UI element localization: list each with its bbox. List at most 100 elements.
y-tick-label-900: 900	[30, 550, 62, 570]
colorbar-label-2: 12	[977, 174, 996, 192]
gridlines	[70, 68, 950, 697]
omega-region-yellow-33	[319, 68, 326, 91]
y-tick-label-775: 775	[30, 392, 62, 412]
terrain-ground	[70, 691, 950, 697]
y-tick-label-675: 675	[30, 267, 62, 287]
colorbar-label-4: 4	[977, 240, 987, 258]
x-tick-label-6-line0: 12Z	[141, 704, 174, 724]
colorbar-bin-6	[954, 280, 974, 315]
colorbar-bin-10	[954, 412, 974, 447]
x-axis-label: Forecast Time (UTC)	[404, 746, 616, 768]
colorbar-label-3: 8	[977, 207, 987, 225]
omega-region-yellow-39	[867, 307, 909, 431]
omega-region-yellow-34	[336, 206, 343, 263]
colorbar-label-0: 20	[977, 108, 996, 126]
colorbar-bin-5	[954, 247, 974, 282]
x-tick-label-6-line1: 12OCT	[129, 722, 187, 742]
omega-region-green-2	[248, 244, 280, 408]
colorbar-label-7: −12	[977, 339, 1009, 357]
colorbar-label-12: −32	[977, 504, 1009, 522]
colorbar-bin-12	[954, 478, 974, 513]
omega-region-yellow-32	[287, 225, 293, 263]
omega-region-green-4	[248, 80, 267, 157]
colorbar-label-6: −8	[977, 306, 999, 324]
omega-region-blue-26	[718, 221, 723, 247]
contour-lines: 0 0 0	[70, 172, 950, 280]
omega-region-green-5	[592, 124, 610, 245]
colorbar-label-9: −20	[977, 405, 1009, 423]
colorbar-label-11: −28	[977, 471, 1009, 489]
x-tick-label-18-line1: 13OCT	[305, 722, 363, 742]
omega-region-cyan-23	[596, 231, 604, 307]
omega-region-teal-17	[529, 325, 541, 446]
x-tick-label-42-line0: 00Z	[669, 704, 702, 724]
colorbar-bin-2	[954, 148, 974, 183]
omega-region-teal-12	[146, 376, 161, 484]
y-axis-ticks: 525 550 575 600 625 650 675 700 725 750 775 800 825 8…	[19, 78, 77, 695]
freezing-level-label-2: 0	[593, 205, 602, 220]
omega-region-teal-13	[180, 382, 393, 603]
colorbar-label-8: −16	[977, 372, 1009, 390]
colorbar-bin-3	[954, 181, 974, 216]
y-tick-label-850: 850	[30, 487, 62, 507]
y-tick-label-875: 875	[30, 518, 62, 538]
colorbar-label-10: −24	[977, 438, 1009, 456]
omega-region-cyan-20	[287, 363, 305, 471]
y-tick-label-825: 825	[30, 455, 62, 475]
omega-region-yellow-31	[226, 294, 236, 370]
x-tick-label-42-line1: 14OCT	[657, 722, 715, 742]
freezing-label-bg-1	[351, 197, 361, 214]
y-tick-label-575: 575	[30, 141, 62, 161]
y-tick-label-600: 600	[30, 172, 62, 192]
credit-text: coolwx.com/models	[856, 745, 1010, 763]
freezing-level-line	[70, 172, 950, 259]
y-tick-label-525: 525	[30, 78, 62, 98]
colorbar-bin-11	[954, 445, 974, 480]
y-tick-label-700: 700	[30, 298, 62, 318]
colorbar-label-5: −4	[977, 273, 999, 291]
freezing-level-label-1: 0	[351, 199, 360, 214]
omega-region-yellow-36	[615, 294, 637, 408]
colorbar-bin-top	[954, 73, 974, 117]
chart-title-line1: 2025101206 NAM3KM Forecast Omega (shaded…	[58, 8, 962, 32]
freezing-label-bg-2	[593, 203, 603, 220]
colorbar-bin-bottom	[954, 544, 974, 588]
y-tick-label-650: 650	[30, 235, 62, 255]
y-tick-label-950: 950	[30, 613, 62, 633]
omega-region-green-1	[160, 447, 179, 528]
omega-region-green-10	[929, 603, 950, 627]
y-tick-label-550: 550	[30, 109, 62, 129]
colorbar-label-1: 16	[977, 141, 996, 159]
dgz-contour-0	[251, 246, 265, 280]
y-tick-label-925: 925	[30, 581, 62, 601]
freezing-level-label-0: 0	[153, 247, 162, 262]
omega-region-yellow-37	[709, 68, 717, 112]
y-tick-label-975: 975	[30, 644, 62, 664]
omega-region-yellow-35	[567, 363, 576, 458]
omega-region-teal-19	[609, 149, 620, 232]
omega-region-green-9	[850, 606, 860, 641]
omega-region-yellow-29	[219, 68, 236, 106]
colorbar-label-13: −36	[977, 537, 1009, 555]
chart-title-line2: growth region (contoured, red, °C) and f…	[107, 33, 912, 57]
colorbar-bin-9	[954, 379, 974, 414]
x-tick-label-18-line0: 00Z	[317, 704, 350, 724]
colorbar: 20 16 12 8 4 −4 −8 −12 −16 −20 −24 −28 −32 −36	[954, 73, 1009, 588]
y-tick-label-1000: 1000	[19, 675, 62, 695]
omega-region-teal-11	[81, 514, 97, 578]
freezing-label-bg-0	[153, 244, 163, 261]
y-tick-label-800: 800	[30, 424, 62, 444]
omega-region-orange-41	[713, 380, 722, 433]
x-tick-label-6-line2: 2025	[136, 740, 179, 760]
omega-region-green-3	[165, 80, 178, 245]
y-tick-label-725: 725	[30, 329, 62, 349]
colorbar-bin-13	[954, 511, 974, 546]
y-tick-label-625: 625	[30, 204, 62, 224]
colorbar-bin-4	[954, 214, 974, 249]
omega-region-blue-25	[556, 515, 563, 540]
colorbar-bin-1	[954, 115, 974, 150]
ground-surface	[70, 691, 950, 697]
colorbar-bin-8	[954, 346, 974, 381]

···

* PROBLEM TO SOLVE *
Convert every line of the entries above into a JSON array of strings, one string per line, leaving out blank lines.

* ANSWER TO THE PROBLEM *
[
  "UI element localization: list each with its bbox. List at most 100 elements.",
  "y-tick-label-900: 900\t[30, 550, 62, 570]",
  "colorbar-label-2: 12\t[977, 174, 996, 192]",
  "gridlines\t[70, 68, 950, 697]",
  "omega-region-yellow-33\t[319, 68, 326, 91]",
  "y-tick-label-775: 775\t[30, 392, 62, 412]",
  "terrain-ground\t[70, 691, 950, 697]",
  "y-tick-label-675: 675\t[30, 267, 62, 287]",
  "colorbar-label-4: 4\t[977, 240, 987, 258]",
  "x-tick-label-6-line0: 12Z\t[141, 704, 174, 724]",
  "colorbar-bin-6\t[954, 280, 974, 315]",
  "colorbar-bin-10\t[954, 412, 974, 447]",
  "x-axis-label: Forecast Time (UTC)\t[404, 746, 616, 768]",
  "colorbar-label-3: 8\t[977, 207, 987, 225]",
  "omega-region-yellow-39\t[867, 307, 909, 431]",
  "omega-region-yellow-34\t[336, 206, 343, 263]",
  "colorbar-label-0: 20\t[977, 108, 996, 126]",
  "colorbar-bin-5\t[954, 247, 974, 282]",
  "x-tick-label-6-line1: 12OCT\t[129, 722, 187, 742]",
  "omega-region-green-2\t[248, 244, 280, 408]",
  "colorbar-label-7: −12\t[977, 339, 1009, 357]",
  "colorbar-label-12: −32\t[977, 504, 1009, 522]",
  "colorbar-bin-12\t[954, 478, 974, 513]",
  "omega-region-yellow-32\t[287, 225, 293, 263]",
  "omega-region-green-4\t[248, 80, 267, 157]",
  "colorbar-label-6: −8\t[977, 306, 999, 324]",
  "omega-region-blue-26\t[718, 221, 723, 247]",
  "contour-lines: 0 0 0\t[70, 172, 950, 280]",
  "omega-region-green-5\t[592, 124, 610, 245]",
  "colorbar-label-9: −20\t[977, 405, 1009, 423]",
  "colorbar-label-11: −28\t[977, 471, 1009, 489]",
  "x-tick-label-18-line1: 13OCT\t[305, 722, 363, 742]",
  "omega-region-cyan-23\t[596, 231, 604, 307]",
  "omega-region-teal-17\t[529, 325, 541, 446]",
  "x-tick-label-42-line0: 00Z\t[669, 704, 702, 724]",
  "colorbar-bin-2\t[954, 148, 974, 183]",
  "omega-region-teal-12\t[146, 376, 161, 484]",
  "y-axis-ticks: 525 550 575 600 625 650 675 700 725 750 775 800 825 8…\t[19, 78, 77, 695]",
  "freezing-level-label-2: 0\t[593, 205, 602, 220]",
  "omega-region-teal-13\t[180, 382, 393, 603]",
  "colorbar-label-8: −16\t[977, 372, 1009, 390]",
  "colorbar-bin-3\t[954, 181, 974, 216]",
  "y-tick-label-850: 850\t[30, 487, 62, 507]",
  "y-tick-label-875: 875\t[30, 518, 62, 538]",
  "colorbar-label-10: −24\t[977, 438, 1009, 456]",
  "omega-region-cyan-20\t[287, 363, 305, 471]",
  "y-tick-label-825: 825\t[30, 455, 62, 475]",
  "omega-region-yellow-31\t[226, 294, 236, 370]",
  "x-tick-label-42-line1: 14OCT\t[657, 722, 715, 742]",
  "freezing-label-bg-1\t[351, 197, 361, 214]",
  "y-tick-label-575: 575\t[30, 141, 62, 161]",
  "y-tick-label-600: 600\t[30, 172, 62, 192]",
  "credit-text: coolwx.com/models\t[856, 745, 1010, 763]",
  "freezing-level-line\t[70, 172, 950, 259]",
  "y-tick-label-525: 525\t[30, 78, 62, 98]",
  "colorbar-bin-11\t[954, 445, 974, 480]",
  "y-tick-label-700: 700\t[30, 298, 62, 318]",
  "colorbar-label-5: −4\t[977, 273, 999, 291]",
  "freezing-level-label-1: 0\t[351, 199, 360, 214]",
  "omega-region-yellow-36\t[615, 294, 637, 408]",
  "colorbar-bin-top\t[954, 73, 974, 117]",
  "chart-title-line1: 2025101206 NAM3KM Forecast Omega (shaded…\t[58, 8, 962, 32]",
  "freezing-label-bg-2\t[593, 203, 603, 220]",
  "colorbar-bin-bottom\t[954, 544, 974, 588]",
  "y-tick-label-650: 650\t[30, 235, 62, 255]",
  "y-tick-label-950: 950\t[30, 613, 62, 633]",
  "omega-region-green-1\t[160, 447, 179, 528]",
  "omega-region-green-10\t[929, 603, 950, 627]",
  "y-tick-label-550: 550\t[30, 109, 62, 129]",
  "colorbar-label-1: 16\t[977, 141, 996, 159]",
  "dgz-contour-0\t[251, 246, 265, 280]",
  "y-tick-label-925: 925\t[30, 581, 62, 601]",
  "freezing-level-label-0: 0\t[153, 247, 162, 262]",
  "omega-region-yellow-37\t[709, 68, 717, 112]",
  "y-tick-label-975: 975\t[30, 644, 62, 664]",
  "omega-region-yellow-35\t[567, 363, 576, 458]",
  "omega-region-teal-19\t[609, 149, 620, 232]",
  "omega-region-green-9\t[850, 606, 860, 641]",
  "omega-region-yellow-29\t[219, 68, 236, 106]",
  "colorbar-label-13: −36\t[977, 537, 1009, 555]",
  "chart-title-line2: growth region (contoured, red, °C) and f…\t[107, 33, 912, 57]",
  "colorbar-bin-9\t[954, 379, 974, 414]",
  "x-tick-label-18-line0: 00Z\t[317, 704, 350, 724]",
  "colorbar: 20 16 12 8 4 −4 −8 −12 −16 −20 −24 −28 −32 −36\t[954, 73, 1009, 588]",
  "y-tick-label-1000: 1000\t[19, 675, 62, 695]",
  "omega-region-teal-11\t[81, 514, 97, 578]",
  "freezing-label-bg-0\t[153, 244, 163, 261]",
  "y-tick-label-800: 800\t[30, 424, 62, 444]",
  "omega-region-orange-41\t[713, 380, 722, 433]",
  "x-tick-label-6-line2: 2025\t[136, 740, 179, 760]",
  "omega-region-green-3\t[165, 80, 178, 245]",
  "y-tick-label-725: 725\t[30, 329, 62, 349]",
  "colorbar-bin-13\t[954, 511, 974, 546]",
  "y-tick-label-625: 625\t[30, 204, 62, 224]",
  "colorbar-bin-4\t[954, 214, 974, 249]",
  "omega-region-blue-25\t[556, 515, 563, 540]",
  "colorbar-bin-1\t[954, 115, 974, 150]",
  "ground-surface\t[70, 691, 950, 697]",
  "colorbar-bin-8\t[954, 346, 974, 381]"
]